> [Written task] Tell how many lines carry the word "Gamma"; the reply is the number and nothing else.

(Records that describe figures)

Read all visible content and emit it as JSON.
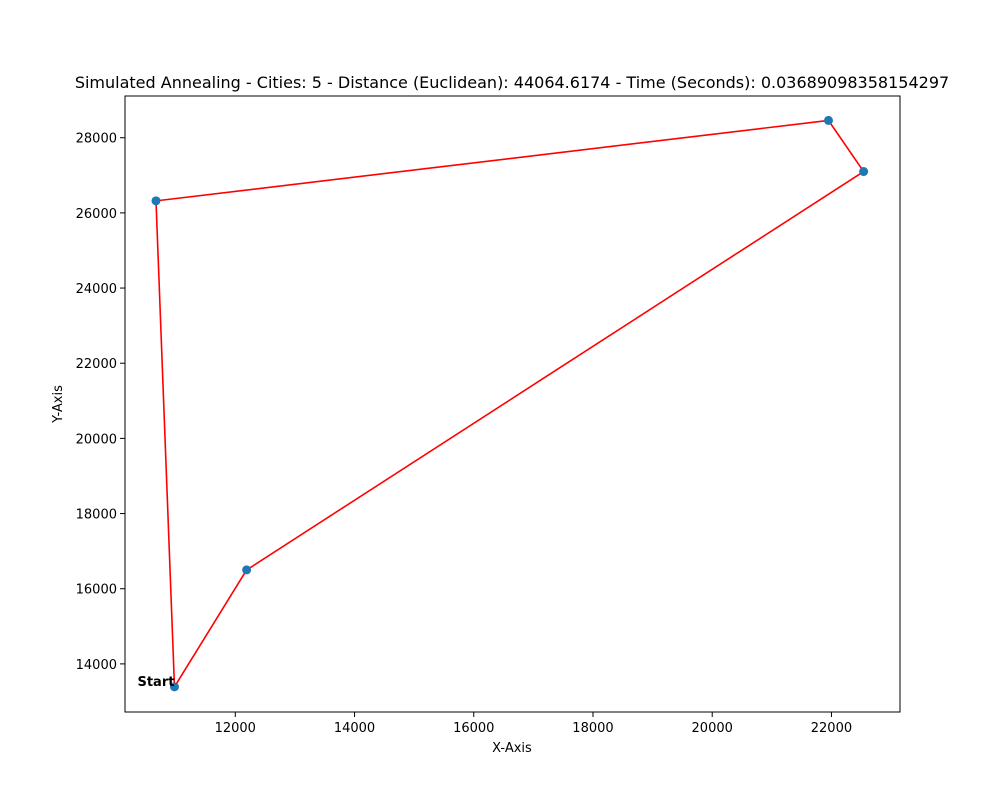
{
  "chart_data": {
    "type": "scatter",
    "title": "Simulated Annealing - Cities: 5 - Distance (Euclidean): 44064.6174 - Time (Seconds): 0.03689098358154297",
    "xlabel": "X-Axis",
    "ylabel": "Y-Axis",
    "xlim": [
      10150,
      23150
    ],
    "ylim": [
      12720,
      29110
    ],
    "x_ticks": [
      12000,
      14000,
      16000,
      18000,
      20000,
      22000
    ],
    "y_ticks": [
      14000,
      16000,
      18000,
      20000,
      22000,
      24000,
      26000,
      28000
    ],
    "grid": false,
    "points": [
      {
        "x": 10980,
        "y": 13390
      },
      {
        "x": 12190,
        "y": 16500
      },
      {
        "x": 22540,
        "y": 27100
      },
      {
        "x": 21950,
        "y": 28460
      },
      {
        "x": 10670,
        "y": 26320
      }
    ],
    "route": [
      0,
      1,
      2,
      3,
      4,
      0
    ],
    "start_index": 0,
    "start_label": "Start",
    "point_color": "#1f77b4",
    "route_color": "#ff0000"
  }
}
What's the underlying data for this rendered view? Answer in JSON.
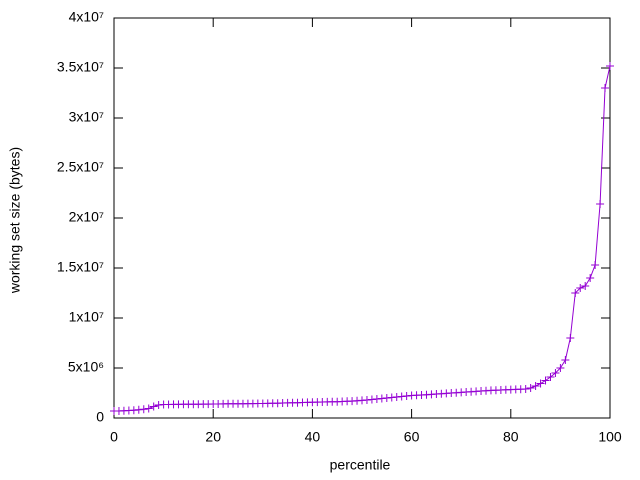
{
  "chart_data": {
    "type": "line",
    "xlabel": "percentile",
    "ylabel": "working set size (bytes)",
    "x": [
      0,
      1,
      2,
      3,
      4,
      5,
      6,
      7,
      8,
      9,
      10,
      11,
      12,
      13,
      14,
      15,
      16,
      17,
      18,
      19,
      20,
      21,
      22,
      23,
      24,
      25,
      26,
      27,
      28,
      29,
      30,
      31,
      32,
      33,
      34,
      35,
      36,
      37,
      38,
      39,
      40,
      41,
      42,
      43,
      44,
      45,
      46,
      47,
      48,
      49,
      50,
      51,
      52,
      53,
      54,
      55,
      56,
      57,
      58,
      59,
      60,
      61,
      62,
      63,
      64,
      65,
      66,
      67,
      68,
      69,
      70,
      71,
      72,
      73,
      74,
      75,
      76,
      77,
      78,
      79,
      80,
      81,
      82,
      83,
      84,
      85,
      86,
      87,
      88,
      89,
      90,
      91,
      92,
      93,
      94,
      95,
      96,
      97,
      98,
      99,
      100
    ],
    "series": [
      {
        "color": "#9400d3",
        "marker": "+",
        "values": [
          700000,
          700000,
          720000,
          750000,
          780000,
          820000,
          870000,
          950000,
          1150000,
          1300000,
          1350000,
          1350000,
          1360000,
          1360000,
          1370000,
          1370000,
          1380000,
          1380000,
          1390000,
          1390000,
          1400000,
          1400000,
          1410000,
          1420000,
          1420000,
          1430000,
          1430000,
          1440000,
          1440000,
          1450000,
          1450000,
          1460000,
          1470000,
          1480000,
          1500000,
          1510000,
          1520000,
          1530000,
          1550000,
          1560000,
          1580000,
          1590000,
          1600000,
          1610000,
          1620000,
          1630000,
          1650000,
          1670000,
          1690000,
          1720000,
          1760000,
          1800000,
          1850000,
          1900000,
          1950000,
          2000000,
          2050000,
          2100000,
          2150000,
          2200000,
          2250000,
          2280000,
          2300000,
          2330000,
          2360000,
          2400000,
          2430000,
          2460000,
          2500000,
          2530000,
          2560000,
          2600000,
          2630000,
          2660000,
          2700000,
          2730000,
          2760000,
          2780000,
          2800000,
          2820000,
          2840000,
          2860000,
          2880000,
          2900000,
          3000000,
          3200000,
          3450000,
          3750000,
          4100000,
          4500000,
          5000000,
          5800000,
          8000000,
          12500000,
          13000000,
          13200000,
          14000000,
          15300000,
          21400000,
          33000000,
          35200000
        ]
      }
    ],
    "xlim": [
      0,
      100
    ],
    "xticks": [
      0,
      20,
      40,
      60,
      80,
      100
    ],
    "ylim": [
      0,
      40000000
    ],
    "yticks": [
      0,
      {
        "value": 5000000,
        "label": "5x10⁶"
      },
      {
        "value": 10000000,
        "label": "1x10⁷"
      },
      {
        "value": 15000000,
        "label": "1.5x10⁷"
      },
      {
        "value": 20000000,
        "label": "2x10⁷"
      },
      {
        "value": 25000000,
        "label": "2.5x10⁷"
      },
      {
        "value": 30000000,
        "label": "3x10⁷"
      },
      {
        "value": 35000000,
        "label": "3.5x10⁷"
      },
      {
        "value": 40000000,
        "label": "4x10⁷"
      }
    ],
    "grid": false
  }
}
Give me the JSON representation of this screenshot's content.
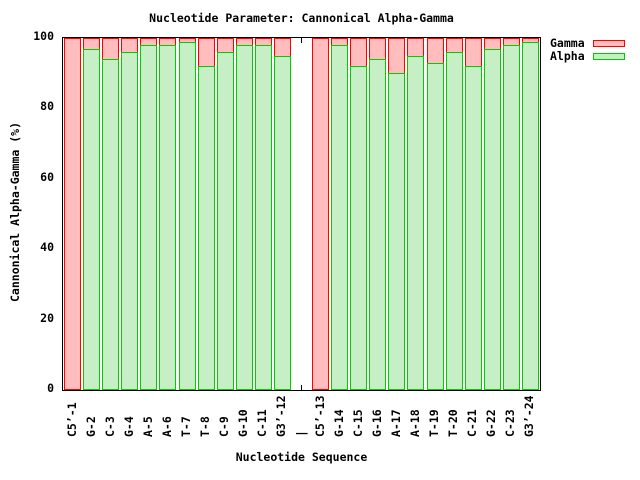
{
  "title": "Nucleotide Parameter: Cannonical Alpha-Gamma",
  "axes": {
    "x_label": "Nucleotide Sequence",
    "y_label": "Cannonical Alpha-Gamma (%)",
    "y_ticks": [
      0,
      20,
      40,
      60,
      80,
      100
    ],
    "y_range": [
      0,
      100
    ]
  },
  "legend": [
    {
      "label": "Gamma",
      "fill": "#ffbdbd",
      "border": "#ff0000"
    },
    {
      "label": "Alpha",
      "fill": "#c6efc6",
      "border": "#00cc00"
    }
  ],
  "colors": {
    "background": "#ffffff",
    "text": "#000000",
    "axis_frame": "#000000"
  },
  "chart_data": {
    "type": "bar",
    "title": "Nucleotide Parameter: Cannonical Alpha-Gamma",
    "xlabel": "Nucleotide Sequence",
    "ylabel": "Cannonical Alpha-Gamma (%)",
    "ylim": [
      0,
      100
    ],
    "grid": false,
    "legend_position": "top-right",
    "bar_style": "overlaid: Gamma bars drawn full-height (100%) behind Alpha bars; '|' is an empty strand-separator slot marked by axis ticks",
    "categories": [
      "C5’-1",
      "G-2",
      "C-3",
      "G-4",
      "A-5",
      "A-6",
      "T-7",
      "T-8",
      "C-9",
      "G-10",
      "C-11",
      "G3’-12",
      "|",
      "C5’-13",
      "G-14",
      "C-15",
      "G-16",
      "A-17",
      "A-18",
      "T-19",
      "T-20",
      "C-21",
      "G-22",
      "C-23",
      "G3’-24"
    ],
    "series": [
      {
        "name": "Gamma",
        "values": [
          100,
          100,
          100,
          100,
          100,
          100,
          100,
          100,
          100,
          100,
          100,
          100,
          null,
          100,
          100,
          100,
          100,
          100,
          100,
          100,
          100,
          100,
          100,
          100,
          100
        ]
      },
      {
        "name": "Alpha",
        "values": [
          0,
          97,
          94,
          96,
          98,
          98,
          99,
          92,
          96,
          98,
          98,
          95,
          null,
          0,
          98,
          92,
          94,
          90,
          95,
          93,
          96,
          92,
          97,
          98,
          99
        ]
      }
    ]
  }
}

> [Solved exercise] 7